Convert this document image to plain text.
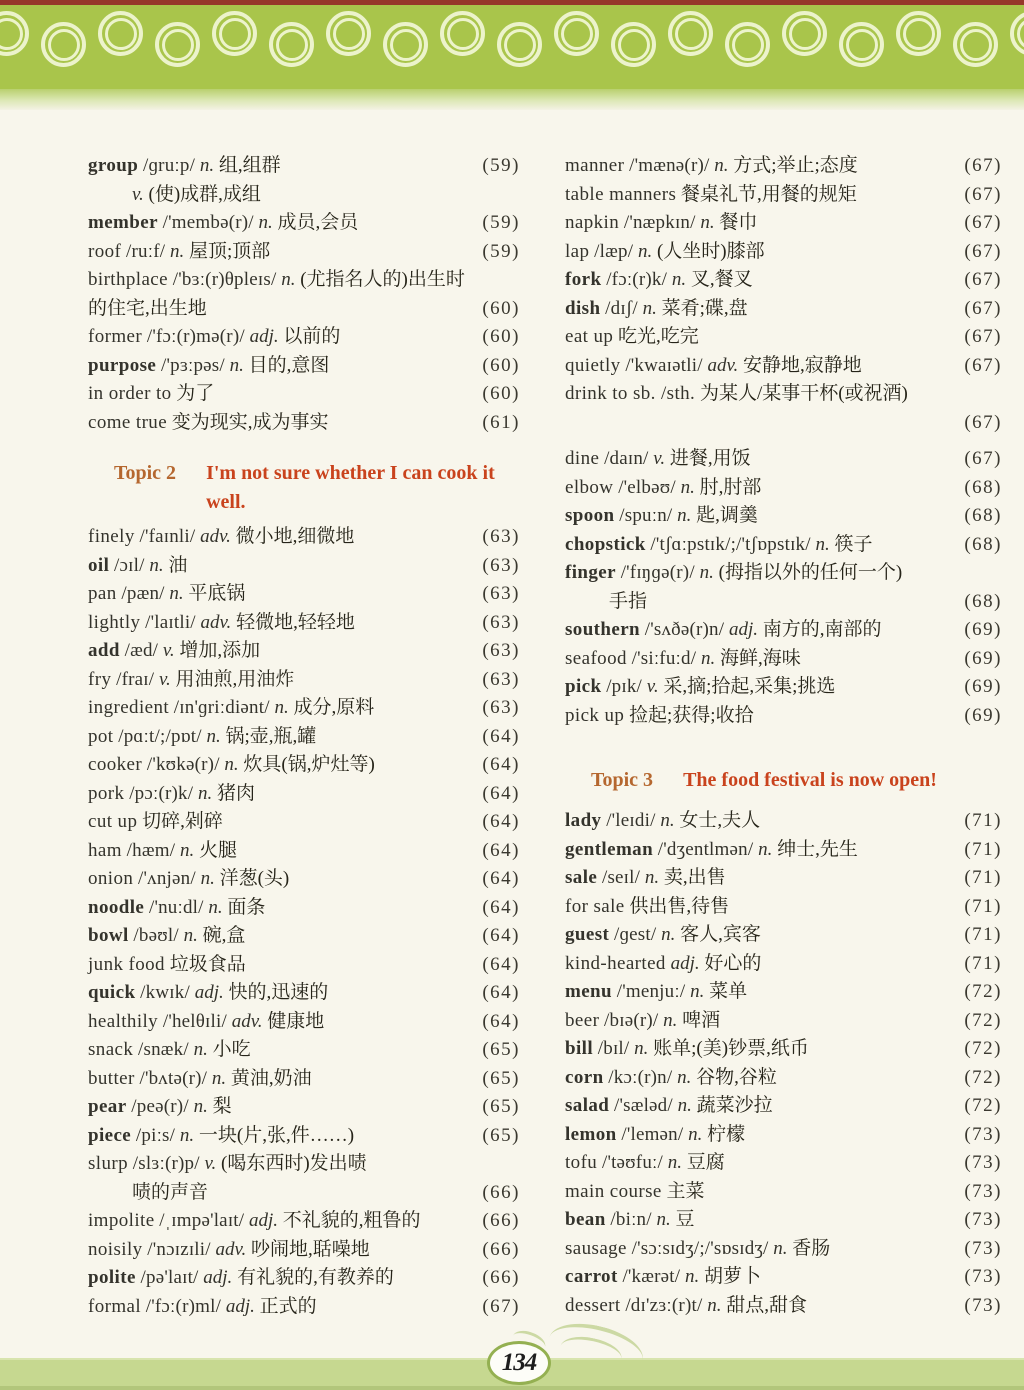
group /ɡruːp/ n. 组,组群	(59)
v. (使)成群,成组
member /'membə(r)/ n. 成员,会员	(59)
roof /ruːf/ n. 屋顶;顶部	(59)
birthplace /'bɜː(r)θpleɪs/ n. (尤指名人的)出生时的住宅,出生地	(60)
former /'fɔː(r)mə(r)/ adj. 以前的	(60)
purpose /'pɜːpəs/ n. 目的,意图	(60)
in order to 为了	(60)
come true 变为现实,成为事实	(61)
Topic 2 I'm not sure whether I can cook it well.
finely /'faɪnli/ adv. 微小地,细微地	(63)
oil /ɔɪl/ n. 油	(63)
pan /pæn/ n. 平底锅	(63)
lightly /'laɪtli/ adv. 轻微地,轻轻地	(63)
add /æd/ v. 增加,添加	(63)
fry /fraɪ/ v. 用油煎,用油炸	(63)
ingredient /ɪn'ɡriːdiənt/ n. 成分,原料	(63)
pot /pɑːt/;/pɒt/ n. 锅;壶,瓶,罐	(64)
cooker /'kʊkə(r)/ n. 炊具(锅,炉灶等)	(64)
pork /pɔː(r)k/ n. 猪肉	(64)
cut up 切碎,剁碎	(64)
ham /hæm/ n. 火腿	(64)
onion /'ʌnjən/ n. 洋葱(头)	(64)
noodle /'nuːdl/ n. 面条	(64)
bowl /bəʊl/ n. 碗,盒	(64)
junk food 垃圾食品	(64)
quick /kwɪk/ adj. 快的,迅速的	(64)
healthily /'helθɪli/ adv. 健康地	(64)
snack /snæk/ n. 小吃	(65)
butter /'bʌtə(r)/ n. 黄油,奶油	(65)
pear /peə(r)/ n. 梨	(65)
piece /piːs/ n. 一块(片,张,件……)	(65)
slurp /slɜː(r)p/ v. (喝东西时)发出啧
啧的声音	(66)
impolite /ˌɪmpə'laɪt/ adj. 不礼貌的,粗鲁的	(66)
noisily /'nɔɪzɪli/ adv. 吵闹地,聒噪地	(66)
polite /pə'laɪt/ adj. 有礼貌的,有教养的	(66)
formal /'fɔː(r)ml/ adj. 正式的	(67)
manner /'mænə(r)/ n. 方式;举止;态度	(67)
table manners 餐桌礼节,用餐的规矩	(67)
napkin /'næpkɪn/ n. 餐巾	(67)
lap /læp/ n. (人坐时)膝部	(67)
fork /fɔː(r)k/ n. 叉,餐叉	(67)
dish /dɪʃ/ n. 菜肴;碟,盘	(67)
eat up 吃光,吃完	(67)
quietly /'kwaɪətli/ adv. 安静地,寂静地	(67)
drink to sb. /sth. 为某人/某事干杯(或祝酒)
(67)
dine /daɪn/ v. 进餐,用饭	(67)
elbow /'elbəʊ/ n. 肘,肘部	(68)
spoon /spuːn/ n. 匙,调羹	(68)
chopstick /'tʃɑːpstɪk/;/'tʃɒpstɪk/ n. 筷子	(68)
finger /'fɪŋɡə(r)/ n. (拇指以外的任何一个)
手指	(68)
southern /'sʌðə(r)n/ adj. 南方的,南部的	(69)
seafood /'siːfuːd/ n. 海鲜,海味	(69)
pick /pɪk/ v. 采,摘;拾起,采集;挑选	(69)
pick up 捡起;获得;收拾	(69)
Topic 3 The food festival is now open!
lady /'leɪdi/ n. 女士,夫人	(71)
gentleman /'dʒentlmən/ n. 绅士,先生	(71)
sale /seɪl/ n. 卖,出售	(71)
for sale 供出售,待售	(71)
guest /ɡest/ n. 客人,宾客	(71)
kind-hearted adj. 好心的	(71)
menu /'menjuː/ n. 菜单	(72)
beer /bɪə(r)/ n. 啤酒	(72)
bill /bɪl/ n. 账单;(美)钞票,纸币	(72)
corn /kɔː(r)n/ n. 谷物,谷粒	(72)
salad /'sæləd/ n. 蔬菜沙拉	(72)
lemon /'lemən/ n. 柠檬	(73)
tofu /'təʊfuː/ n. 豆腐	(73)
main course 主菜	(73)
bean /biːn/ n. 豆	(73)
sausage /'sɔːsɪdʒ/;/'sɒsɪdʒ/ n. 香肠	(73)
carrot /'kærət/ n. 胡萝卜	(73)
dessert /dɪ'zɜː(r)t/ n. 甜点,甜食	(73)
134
☆ ☆ ☆ ☆
* [EXERCISE DETAILS]
Transcribe every line in the entries above, taking out only the images.

* [ANSWER IN FULL]
Convert this document image to plain text.
group /ɡruːp/ n. 组,组群	(59)
v. (使)成群,成组
member /'membə(r)/ n. 成员,会员	(59)
roof /ruːf/ n. 屋顶;顶部	(59)
birthplace /'bɜː(r)θpleɪs/ n. (尤指名人的)出生时的住宅,出生地	(60)
former /'fɔː(r)mə(r)/ adj. 以前的	(60)
purpose /'pɜːpəs/ n. 目的,意图	(60)
in order to 为了	(60)
come true 变为现实,成为事实	(61)
Topic 2 I'm not sure whether I can cook it well.
finely /'faɪnli/ adv. 微小地,细微地	(63)
oil /ɔɪl/ n. 油	(63)
pan /pæn/ n. 平底锅	(63)
lightly /'laɪtli/ adv. 轻微地,轻轻地	(63)
add /æd/ v. 增加,添加	(63)
fry /fraɪ/ v. 用油煎,用油炸	(63)
ingredient /ɪn'ɡriːdiənt/ n. 成分,原料	(63)
pot /pɑːt/;/pɒt/ n. 锅;壶,瓶,罐	(64)
cooker /'kʊkə(r)/ n. 炊具(锅,炉灶等)	(64)
pork /pɔː(r)k/ n. 猪肉	(64)
cut up 切碎,剁碎	(64)
ham /hæm/ n. 火腿	(64)
onion /'ʌnjən/ n. 洋葱(头)	(64)
noodle /'nuːdl/ n. 面条	(64)
bowl /bəʊl/ n. 碗,盒	(64)
junk food 垃圾食品	(64)
quick /kwɪk/ adj. 快的,迅速的	(64)
healthily /'helθɪli/ adv. 健康地	(64)
snack /snæk/ n. 小吃	(65)
butter /'bʌtə(r)/ n. 黄油,奶油	(65)
pear /peə(r)/ n. 梨	(65)
piece /piːs/ n. 一块(片,张,件……)	(65)
slurp /slɜː(r)p/ v. (喝东西时)发出啧
啧的声音	(66)
impolite /ˌɪmpə'laɪt/ adj. 不礼貌的,粗鲁的	(66)
noisily /'nɔɪzɪli/ adv. 吵闹地,聒噪地	(66)
polite /pə'laɪt/ adj. 有礼貌的,有教养的	(66)
formal /'fɔː(r)ml/ adj. 正式的	(67)
manner /'mænə(r)/ n. 方式;举止;态度	(67)
table manners 餐桌礼节,用餐的规矩	(67)
napkin /'næpkɪn/ n. 餐巾	(67)
lap /læp/ n. (人坐时)膝部	(67)
fork /fɔː(r)k/ n. 叉,餐叉	(67)
dish /dɪʃ/ n. 菜肴;碟,盘	(67)
eat up 吃光,吃完	(67)
quietly /'kwaɪətli/ adv. 安静地,寂静地	(67)
drink to sb. /sth. 为某人/某事干杯(或祝酒)
(67)
dine /daɪn/ v. 进餐,用饭	(67)
elbow /'elbəʊ/ n. 肘,肘部	(68)
spoon /spuːn/ n. 匙,调羹	(68)
chopstick /'tʃɑːpstɪk/;/'tʃɒpstɪk/ n. 筷子	(68)
finger /'fɪŋɡə(r)/ n. (拇指以外的任何一个)
手指	(68)
southern /'sʌðə(r)n/ adj. 南方的,南部的	(69)
seafood /'siːfuːd/ n. 海鲜,海味	(69)
pick /pɪk/ v. 采,摘;拾起,采集;挑选	(69)
pick up 捡起;获得;收拾	(69)
Topic 3 The food festival is now open!
lady /'leɪdi/ n. 女士,夫人	(71)
gentleman /'dʒentlmən/ n. 绅士,先生	(71)
sale /seɪl/ n. 卖,出售	(71)
for sale 供出售,待售	(71)
guest /ɡest/ n. 客人,宾客	(71)
kind-hearted adj. 好心的	(71)
menu /'menjuː/ n. 菜单	(72)
beer /bɪə(r)/ n. 啤酒	(72)
bill /bɪl/ n. 账单;(美)钞票,纸币	(72)
corn /kɔː(r)n/ n. 谷物,谷粒	(72)
salad /'sæləd/ n. 蔬菜沙拉	(72)
lemon /'lemən/ n. 柠檬	(73)
tofu /'təʊfuː/ n. 豆腐	(73)
main course 主菜	(73)
bean /biːn/ n. 豆	(73)
sausage /'sɔːsɪdʒ/;/'sɒsɪdʒ/ n. 香肠	(73)
carrot /'kærət/ n. 胡萝卜	(73)
dessert /dɪ'zɜː(r)t/ n. 甜点,甜食	(73)
134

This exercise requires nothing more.